■ **Instruções da tarefa**
Para cada uma das afirmações seguintes, indique se está de acordo com o texto sobre Paula Rego, respondendo sim ou não e citando textualmente as palavras do texto que o determinam. 1. Paula Rego morreu em Londres aos 87 anos. 2. A Casa das Histórias Paula Rego situa-se em Lisboa. 3. Paula Rego costumava dizer que era, em primeiro lugar, mãe.

■ **Texto de leitura**
* * *

Ouvi-la falar do que viveu, de como se tornou artista, dos livros que entraram pela sua pintura ou das histórias que transfigurou a partir dela (sobretudo a sua e a dos seus) era um privilégio, um prazer tantas vezes sujeito a surpresas. Mostram as suas entrevistas que Paula Rego chegava a ser de uma frontalidade desarmante, de uma honestidade quase infantil, passeando sem esforço ou desconforto entre o real e o imaginado, servindo-nos a cada desenho, a cada gravura, uma parte da sua memória, do que experimentara, do que vira ou do que durante tanto tempo escondera. Costumava dizer que era mulher, mãe e, em primeiro lugar, pintora.

Aquela que era uma das mais globalmente reconhecidas artistas portuguesas morreu esta manhã em Londres, aos 87 anos, na companhia dos seus três filhos, confirmou o PÚBLICO junto da família e de Catarina Alfaro, curadora-chefe da Casa das Histórias Paula Rego, o museu de Cascais dedicado a esta pintora que começou a trocar Portugal pelo Reino Unido quando em 1952 foi estudar para a prestigiada Slade School of Fine Art, em Londres.

* * *

■ **Dados fornecidos**
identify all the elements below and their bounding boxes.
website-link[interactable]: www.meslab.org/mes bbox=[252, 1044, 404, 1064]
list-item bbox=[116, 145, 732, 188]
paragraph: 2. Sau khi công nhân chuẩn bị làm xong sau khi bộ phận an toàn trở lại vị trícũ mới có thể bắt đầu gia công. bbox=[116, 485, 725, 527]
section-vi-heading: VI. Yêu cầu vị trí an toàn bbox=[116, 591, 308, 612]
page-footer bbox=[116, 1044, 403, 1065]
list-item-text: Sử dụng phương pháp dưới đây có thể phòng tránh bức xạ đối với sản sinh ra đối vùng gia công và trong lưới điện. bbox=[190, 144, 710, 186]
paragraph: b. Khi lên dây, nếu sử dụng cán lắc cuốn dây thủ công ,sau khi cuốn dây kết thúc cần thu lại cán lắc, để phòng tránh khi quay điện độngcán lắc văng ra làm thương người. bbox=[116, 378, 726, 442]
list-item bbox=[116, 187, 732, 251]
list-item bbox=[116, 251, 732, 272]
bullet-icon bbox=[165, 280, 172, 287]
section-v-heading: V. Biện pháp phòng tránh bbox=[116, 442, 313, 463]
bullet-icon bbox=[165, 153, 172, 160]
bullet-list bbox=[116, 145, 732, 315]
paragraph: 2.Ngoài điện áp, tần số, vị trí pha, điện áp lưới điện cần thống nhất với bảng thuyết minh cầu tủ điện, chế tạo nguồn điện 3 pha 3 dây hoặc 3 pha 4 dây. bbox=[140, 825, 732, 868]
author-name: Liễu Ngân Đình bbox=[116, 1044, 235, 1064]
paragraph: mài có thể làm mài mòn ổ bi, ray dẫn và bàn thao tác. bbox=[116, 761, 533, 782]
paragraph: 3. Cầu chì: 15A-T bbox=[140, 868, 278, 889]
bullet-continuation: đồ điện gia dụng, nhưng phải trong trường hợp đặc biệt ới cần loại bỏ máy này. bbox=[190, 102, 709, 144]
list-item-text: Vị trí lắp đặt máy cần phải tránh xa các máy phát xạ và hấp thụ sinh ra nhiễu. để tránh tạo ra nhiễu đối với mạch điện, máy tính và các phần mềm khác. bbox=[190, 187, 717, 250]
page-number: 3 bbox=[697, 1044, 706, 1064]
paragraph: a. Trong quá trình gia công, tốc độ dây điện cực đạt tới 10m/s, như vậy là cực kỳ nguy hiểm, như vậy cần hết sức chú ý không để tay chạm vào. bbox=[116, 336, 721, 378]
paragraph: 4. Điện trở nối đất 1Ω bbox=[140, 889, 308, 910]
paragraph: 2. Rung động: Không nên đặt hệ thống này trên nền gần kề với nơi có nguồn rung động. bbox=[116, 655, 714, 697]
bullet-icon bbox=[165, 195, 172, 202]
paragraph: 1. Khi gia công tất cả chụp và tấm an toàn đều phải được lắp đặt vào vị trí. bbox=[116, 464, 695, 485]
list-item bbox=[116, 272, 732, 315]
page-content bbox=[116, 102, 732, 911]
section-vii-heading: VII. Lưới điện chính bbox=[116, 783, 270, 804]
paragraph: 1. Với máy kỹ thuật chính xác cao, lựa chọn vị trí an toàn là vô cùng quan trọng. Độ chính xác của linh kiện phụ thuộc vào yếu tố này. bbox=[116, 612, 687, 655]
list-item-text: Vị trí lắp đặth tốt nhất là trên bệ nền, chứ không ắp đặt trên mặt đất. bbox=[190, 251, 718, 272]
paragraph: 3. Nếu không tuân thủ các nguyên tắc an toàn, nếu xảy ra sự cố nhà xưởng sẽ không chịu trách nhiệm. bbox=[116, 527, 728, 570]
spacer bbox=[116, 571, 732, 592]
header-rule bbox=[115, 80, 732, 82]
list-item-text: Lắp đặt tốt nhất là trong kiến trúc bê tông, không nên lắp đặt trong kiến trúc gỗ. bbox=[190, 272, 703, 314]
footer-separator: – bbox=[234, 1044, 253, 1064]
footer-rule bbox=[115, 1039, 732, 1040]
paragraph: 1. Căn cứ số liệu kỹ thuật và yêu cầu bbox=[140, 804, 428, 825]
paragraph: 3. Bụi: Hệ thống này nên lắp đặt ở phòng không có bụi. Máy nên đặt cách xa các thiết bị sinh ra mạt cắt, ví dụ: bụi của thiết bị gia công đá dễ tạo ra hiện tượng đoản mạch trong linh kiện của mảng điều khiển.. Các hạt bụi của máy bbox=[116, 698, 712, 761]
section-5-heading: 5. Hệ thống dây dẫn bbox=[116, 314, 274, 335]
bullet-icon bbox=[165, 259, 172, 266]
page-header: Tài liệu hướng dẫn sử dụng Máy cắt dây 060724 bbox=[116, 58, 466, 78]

* * *

■ **Resposta ao exercício**
1. Sim: «morreu esta manhã em Londres, aos 87 anos».
2. Não: «o museu de Cascais dedicado a esta pintora».
3. Não: «Costumava dizer que era mulher, mãe e, em primeiro lugar, pintora.»